To be done -> Write out the material below again, unchanged.

Data items ->

□ □ □ □ □ □ □

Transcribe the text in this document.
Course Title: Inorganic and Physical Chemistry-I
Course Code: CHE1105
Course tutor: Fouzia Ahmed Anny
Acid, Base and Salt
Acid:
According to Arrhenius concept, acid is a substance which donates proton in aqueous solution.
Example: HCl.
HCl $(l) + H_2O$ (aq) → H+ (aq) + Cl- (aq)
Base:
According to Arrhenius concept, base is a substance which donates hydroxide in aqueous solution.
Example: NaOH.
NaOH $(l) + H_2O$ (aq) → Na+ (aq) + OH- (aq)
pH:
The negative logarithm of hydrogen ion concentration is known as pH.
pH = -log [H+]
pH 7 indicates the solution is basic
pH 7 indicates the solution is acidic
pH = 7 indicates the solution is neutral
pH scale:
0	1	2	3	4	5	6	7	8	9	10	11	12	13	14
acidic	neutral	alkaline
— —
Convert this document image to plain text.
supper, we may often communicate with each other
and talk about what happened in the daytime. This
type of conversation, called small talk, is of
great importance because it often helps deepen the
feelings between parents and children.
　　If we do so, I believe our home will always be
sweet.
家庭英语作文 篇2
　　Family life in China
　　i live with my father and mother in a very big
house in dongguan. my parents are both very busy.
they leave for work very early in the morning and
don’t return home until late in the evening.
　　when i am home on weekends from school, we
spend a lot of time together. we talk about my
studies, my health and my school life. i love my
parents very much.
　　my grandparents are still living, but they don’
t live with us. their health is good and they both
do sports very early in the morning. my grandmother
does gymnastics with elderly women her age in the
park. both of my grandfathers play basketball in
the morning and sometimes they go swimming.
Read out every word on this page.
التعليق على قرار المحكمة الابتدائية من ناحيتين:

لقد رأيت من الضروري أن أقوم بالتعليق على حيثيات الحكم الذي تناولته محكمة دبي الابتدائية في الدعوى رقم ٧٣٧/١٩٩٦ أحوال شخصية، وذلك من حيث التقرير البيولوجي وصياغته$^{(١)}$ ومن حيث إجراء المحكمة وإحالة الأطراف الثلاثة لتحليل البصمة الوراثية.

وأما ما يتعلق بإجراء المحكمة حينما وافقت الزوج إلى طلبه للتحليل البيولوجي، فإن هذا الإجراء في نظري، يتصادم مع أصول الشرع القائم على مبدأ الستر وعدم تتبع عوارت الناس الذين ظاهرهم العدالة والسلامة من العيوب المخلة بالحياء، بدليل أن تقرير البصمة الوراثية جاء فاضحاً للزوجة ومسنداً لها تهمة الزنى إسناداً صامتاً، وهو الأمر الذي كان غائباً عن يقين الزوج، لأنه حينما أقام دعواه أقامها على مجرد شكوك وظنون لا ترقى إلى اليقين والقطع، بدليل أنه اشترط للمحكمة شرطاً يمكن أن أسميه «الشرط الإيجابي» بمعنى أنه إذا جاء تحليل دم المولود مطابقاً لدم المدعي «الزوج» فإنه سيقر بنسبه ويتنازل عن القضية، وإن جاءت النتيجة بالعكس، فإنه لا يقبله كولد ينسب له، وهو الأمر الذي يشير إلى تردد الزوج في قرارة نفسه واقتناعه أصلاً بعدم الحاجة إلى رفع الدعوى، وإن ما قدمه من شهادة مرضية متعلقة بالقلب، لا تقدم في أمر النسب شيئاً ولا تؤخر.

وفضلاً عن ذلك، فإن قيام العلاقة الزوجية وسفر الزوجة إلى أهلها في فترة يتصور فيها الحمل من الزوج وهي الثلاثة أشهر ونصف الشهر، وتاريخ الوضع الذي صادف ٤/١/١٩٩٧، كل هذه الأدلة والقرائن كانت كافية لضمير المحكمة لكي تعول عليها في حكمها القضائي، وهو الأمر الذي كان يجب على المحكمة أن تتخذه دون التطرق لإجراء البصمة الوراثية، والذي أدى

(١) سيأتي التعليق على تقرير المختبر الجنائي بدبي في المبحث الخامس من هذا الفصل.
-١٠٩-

□ □ □ □ □ □ □

Written solution ->
Transcribe the text in this document.
Course Title: Inorganic and Physical Chemistry-I
Course Code: CHE1105
Course tutor: Fouzia Ahmed Anny
Acid, Base and Salt
Acid:
According to Arrhenius concept, acid is a substance which donates proton in aqueous solution.
Example: HCl.
HCl $(l) + H_2O$ (aq) → H+ (aq) + Cl- (aq)
Base:
According to Arrhenius concept, base is a substance which donates hydroxide in aqueous solution.
Example: NaOH.
NaOH $(l) + H_2O$ (aq) → Na+ (aq) + OH- (aq)
pH:
The negative logarithm of hydrogen ion concentration is known as pH.
pH = -log [H+]
pH 7 indicates the solution is basic
pH 7 indicates the solution is acidic
pH = 7 indicates the solution is neutral
pH scale:
0	1	2	3	4	5	6	7	8	9	10	11	12	13	14
acidic	neutral	alkaline
— —
Convert this document image to plain text.
supper, we may often communicate with each other
and talk about what happened in the daytime. This
type of conversation, called small talk, is of
great importance because it often helps deepen the
feelings between parents and children.
　　If we do so, I believe our home will always be
sweet.
家庭英语作文 篇2
　　Family life in China
　　i live with my father and mother in a very big
house in dongguan. my parents are both very busy.
they leave for work very early in the morning and
don’t return home until late in the evening.
　　when i am home on weekends from school, we
spend a lot of time together. we talk about my
studies, my health and my school life. i love my
parents very much.
　　my grandparents are still living, but they don’
t live with us. their health is good and they both
do sports very early in the morning. my grandmother
does gymnastics with elderly women her age in the
park. both of my grandfathers play basketball in
the morning and sometimes they go swimming.
Read out every word on this page.
التعليق على قرار المحكمة الابتدائية من ناحيتين:

لقد رأيت من الضروري أن أقوم بالتعليق على حيثيات الحكم الذي تناولته محكمة دبي الابتدائية في الدعوى رقم ٧٣٧/١٩٩٦ أحوال شخصية، وذلك من حيث التقرير البيولوجي وصياغته$^{(١)}$ ومن حيث إجراء المحكمة وإحالة الأطراف الثلاثة لتحليل البصمة الوراثية.

وأما ما يتعلق بإجراء المحكمة حينما وافقت الزوج إلى طلبه للتحليل البيولوجي، فإن هذا الإجراء في نظري، يتصادم مع أصول الشرع القائم على مبدأ الستر وعدم تتبع عوارت الناس الذين ظاهرهم العدالة والسلامة من العيوب المخلة بالحياء، بدليل أن تقرير البصمة الوراثية جاء فاضحاً للزوجة ومسنداً لها تهمة الزنى إسناداً صامتاً، وهو الأمر الذي كان غائباً عن يقين الزوج، لأنه حينما أقام دعواه أقامها على مجرد شكوك وظنون لا ترقى إلى اليقين والقطع، بدليل أنه اشترط للمحكمة شرطاً يمكن أن أسميه «الشرط الإيجابي» بمعنى أنه إذا جاء تحليل دم المولود مطابقاً لدم المدعي «الزوج» فإنه سيقر بنسبه ويتنازل عن القضية، وإن جاءت النتيجة بالعكس، فإنه لا يقبله كولد ينسب له، وهو الأمر الذي يشير إلى تردد الزوج في قرارة نفسه واقتناعه أصلاً بعدم الحاجة إلى رفع الدعوى، وإن ما قدمه من شهادة مرضية متعلقة بالقلب، لا تقدم في أمر النسب شيئاً ولا تؤخر.

وفضلاً عن ذلك، فإن قيام العلاقة الزوجية وسفر الزوجة إلى أهلها في فترة يتصور فيها الحمل من الزوج وهي الثلاثة أشهر ونصف الشهر، وتاريخ الوضع الذي صادف ٤/١/١٩٩٧، كل هذه الأدلة والقرائن كانت كافية لضمير المحكمة لكي تعول عليها في حكمها القضائي، وهو الأمر الذي كان يجب على المحكمة أن تتخذه دون التطرق لإجراء البصمة الوراثية، والذي أدى

(١) سيأتي التعليق على تقرير المختبر الجنائي بدبي في المبحث الخامس من هذا الفصل.
-١٠٩-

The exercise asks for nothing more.